==== SUPPLIED DATA ====

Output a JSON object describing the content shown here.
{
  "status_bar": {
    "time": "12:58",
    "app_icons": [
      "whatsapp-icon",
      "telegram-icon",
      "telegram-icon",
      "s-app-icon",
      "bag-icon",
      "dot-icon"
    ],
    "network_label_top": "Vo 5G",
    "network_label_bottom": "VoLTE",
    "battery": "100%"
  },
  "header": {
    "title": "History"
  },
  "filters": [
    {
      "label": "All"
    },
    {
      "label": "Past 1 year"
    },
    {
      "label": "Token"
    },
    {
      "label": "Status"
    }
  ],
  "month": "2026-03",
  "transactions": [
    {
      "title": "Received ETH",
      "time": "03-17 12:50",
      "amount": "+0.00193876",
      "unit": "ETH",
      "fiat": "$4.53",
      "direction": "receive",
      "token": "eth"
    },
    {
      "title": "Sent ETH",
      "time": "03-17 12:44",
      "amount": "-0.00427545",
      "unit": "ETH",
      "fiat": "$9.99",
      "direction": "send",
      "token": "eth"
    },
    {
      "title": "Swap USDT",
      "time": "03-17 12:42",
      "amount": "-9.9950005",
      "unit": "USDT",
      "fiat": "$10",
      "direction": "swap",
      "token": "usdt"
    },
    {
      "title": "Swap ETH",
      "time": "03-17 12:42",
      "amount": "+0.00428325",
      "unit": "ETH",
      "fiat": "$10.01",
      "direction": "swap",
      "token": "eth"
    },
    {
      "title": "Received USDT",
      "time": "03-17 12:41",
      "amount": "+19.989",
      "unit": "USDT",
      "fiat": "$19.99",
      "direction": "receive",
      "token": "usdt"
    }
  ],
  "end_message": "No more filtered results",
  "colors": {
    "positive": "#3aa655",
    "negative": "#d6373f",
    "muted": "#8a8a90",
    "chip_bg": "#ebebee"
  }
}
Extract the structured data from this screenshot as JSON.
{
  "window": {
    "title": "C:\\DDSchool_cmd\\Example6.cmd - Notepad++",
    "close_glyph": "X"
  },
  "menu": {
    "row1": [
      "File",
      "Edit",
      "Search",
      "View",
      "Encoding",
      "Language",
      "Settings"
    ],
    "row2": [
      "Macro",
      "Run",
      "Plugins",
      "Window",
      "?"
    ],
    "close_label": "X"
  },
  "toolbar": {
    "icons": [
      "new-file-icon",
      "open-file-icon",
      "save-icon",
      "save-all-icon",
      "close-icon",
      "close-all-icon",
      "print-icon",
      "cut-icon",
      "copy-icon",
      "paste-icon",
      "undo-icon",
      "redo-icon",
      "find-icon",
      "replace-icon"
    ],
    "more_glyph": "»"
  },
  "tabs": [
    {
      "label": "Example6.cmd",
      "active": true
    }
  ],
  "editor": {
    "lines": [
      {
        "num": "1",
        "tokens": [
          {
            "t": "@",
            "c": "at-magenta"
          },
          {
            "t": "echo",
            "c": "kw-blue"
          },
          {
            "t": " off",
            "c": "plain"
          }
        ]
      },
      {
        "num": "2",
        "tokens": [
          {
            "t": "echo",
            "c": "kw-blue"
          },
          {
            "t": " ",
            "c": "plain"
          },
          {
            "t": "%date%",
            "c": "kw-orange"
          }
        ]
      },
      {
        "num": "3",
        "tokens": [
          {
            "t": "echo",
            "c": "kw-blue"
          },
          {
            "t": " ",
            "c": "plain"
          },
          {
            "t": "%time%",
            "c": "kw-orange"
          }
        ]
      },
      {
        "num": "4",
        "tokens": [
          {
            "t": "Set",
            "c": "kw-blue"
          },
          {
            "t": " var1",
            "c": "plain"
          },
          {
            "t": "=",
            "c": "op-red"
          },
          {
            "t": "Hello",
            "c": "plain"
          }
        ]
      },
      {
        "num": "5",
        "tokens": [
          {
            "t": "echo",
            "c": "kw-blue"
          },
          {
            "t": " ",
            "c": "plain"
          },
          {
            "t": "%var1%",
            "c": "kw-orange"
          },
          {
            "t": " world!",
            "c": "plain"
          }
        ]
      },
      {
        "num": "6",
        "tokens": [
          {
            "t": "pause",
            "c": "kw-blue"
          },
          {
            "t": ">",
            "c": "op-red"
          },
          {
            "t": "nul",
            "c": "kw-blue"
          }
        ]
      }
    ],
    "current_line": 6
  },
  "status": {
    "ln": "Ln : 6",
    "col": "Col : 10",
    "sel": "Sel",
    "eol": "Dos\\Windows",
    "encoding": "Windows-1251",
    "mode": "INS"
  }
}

====

REQUIREMENTS: Reproduce all of the records exactly.

CORRECT ANSWER:
Output a JSON object describing the content shown here.
{
  "status_bar": {
    "time": "12:58",
    "app_icons": [
      "whatsapp-icon",
      "telegram-icon",
      "telegram-icon",
      "s-app-icon",
      "bag-icon",
      "dot-icon"
    ],
    "network_label_top": "Vo 5G",
    "network_label_bottom": "VoLTE",
    "battery": "100%"
  },
  "header": {
    "title": "History"
  },
  "filters": [
    {
      "label": "All"
    },
    {
      "label": "Past 1 year"
    },
    {
      "label": "Token"
    },
    {
      "label": "Status"
    }
  ],
  "month": "2026-03",
  "transactions": [
    {
      "title": "Received ETH",
      "time": "03-17 12:50",
      "amount": "+0.00193876",
      "unit": "ETH",
      "fiat": "$4.53",
      "direction": "receive",
      "token": "eth"
    },
    {
      "title": "Sent ETH",
      "time": "03-17 12:44",
      "amount": "-0.00427545",
      "unit": "ETH",
      "fiat": "$9.99",
      "direction": "send",
      "token": "eth"
    },
    {
      "title": "Swap USDT",
      "time": "03-17 12:42",
      "amount": "-9.9950005",
      "unit": "USDT",
      "fiat": "$10",
      "direction": "swap",
      "token": "usdt"
    },
    {
      "title": "Swap ETH",
      "time": "03-17 12:42",
      "amount": "+0.00428325",
      "unit": "ETH",
      "fiat": "$10.01",
      "direction": "swap",
      "token": "eth"
    },
    {
      "title": "Received USDT",
      "time": "03-17 12:41",
      "amount": "+19.989",
      "unit": "USDT",
      "fiat": "$19.99",
      "direction": "receive",
      "token": "usdt"
    }
  ],
  "end_message": "No more filtered results",
  "colors": {
    "positive": "#3aa655",
    "negative": "#d6373f",
    "muted": "#8a8a90",
    "chip_bg": "#ebebee"
  }
}
Extract the structured data from this screenshot as JSON.
{
  "window": {
    "title": "C:\\DDSchool_cmd\\Example6.cmd - Notepad++",
    "close_glyph": "X"
  },
  "menu": {
    "row1": [
      "File",
      "Edit",
      "Search",
      "View",
      "Encoding",
      "Language",
      "Settings"
    ],
    "row2": [
      "Macro",
      "Run",
      "Plugins",
      "Window",
      "?"
    ],
    "close_label": "X"
  },
  "toolbar": {
    "icons": [
      "new-file-icon",
      "open-file-icon",
      "save-icon",
      "save-all-icon",
      "close-icon",
      "close-all-icon",
      "print-icon",
      "cut-icon",
      "copy-icon",
      "paste-icon",
      "undo-icon",
      "redo-icon",
      "find-icon",
      "replace-icon"
    ],
    "more_glyph": "»"
  },
  "tabs": [
    {
      "label": "Example6.cmd",
      "active": true
    }
  ],
  "editor": {
    "lines": [
      {
        "num": "1",
        "tokens": [
          {
            "t": "@",
            "c": "at-magenta"
          },
          {
            "t": "echo",
            "c": "kw-blue"
          },
          {
            "t": " off",
            "c": "plain"
          }
        ]
      },
      {
        "num": "2",
        "tokens": [
          {
            "t": "echo",
            "c": "kw-blue"
          },
          {
            "t": " ",
            "c": "plain"
          },
          {
            "t": "%date%",
            "c": "kw-orange"
          }
        ]
      },
      {
        "num": "3",
        "tokens": [
          {
            "t": "echo",
            "c": "kw-blue"
          },
          {
            "t": " ",
            "c": "plain"
          },
          {
            "t": "%time%",
            "c": "kw-orange"
          }
        ]
      },
      {
        "num": "4",
        "tokens": [
          {
            "t": "Set",
            "c": "kw-blue"
          },
          {
            "t": " var1",
            "c": "plain"
          },
          {
            "t": "=",
            "c": "op-red"
          },
          {
            "t": "Hello",
            "c": "plain"
          }
        ]
      },
      {
        "num": "5",
        "tokens": [
          {
            "t": "echo",
            "c": "kw-blue"
          },
          {
            "t": " ",
            "c": "plain"
          },
          {
            "t": "%var1%",
            "c": "kw-orange"
          },
          {
            "t": " world!",
            "c": "plain"
          }
        ]
      },
      {
        "num": "6",
        "tokens": [
          {
            "t": "pause",
            "c": "kw-blue"
          },
          {
            "t": ">",
            "c": "op-red"
          },
          {
            "t": "nul",
            "c": "kw-blue"
          }
        ]
      }
    ],
    "current_line": 6
  },
  "status": {
    "ln": "Ln : 6",
    "col": "Col : 10",
    "sel": "Sel",
    "eol": "Dos\\Windows",
    "encoding": "Windows-1251",
    "mode": "INS"
  }
}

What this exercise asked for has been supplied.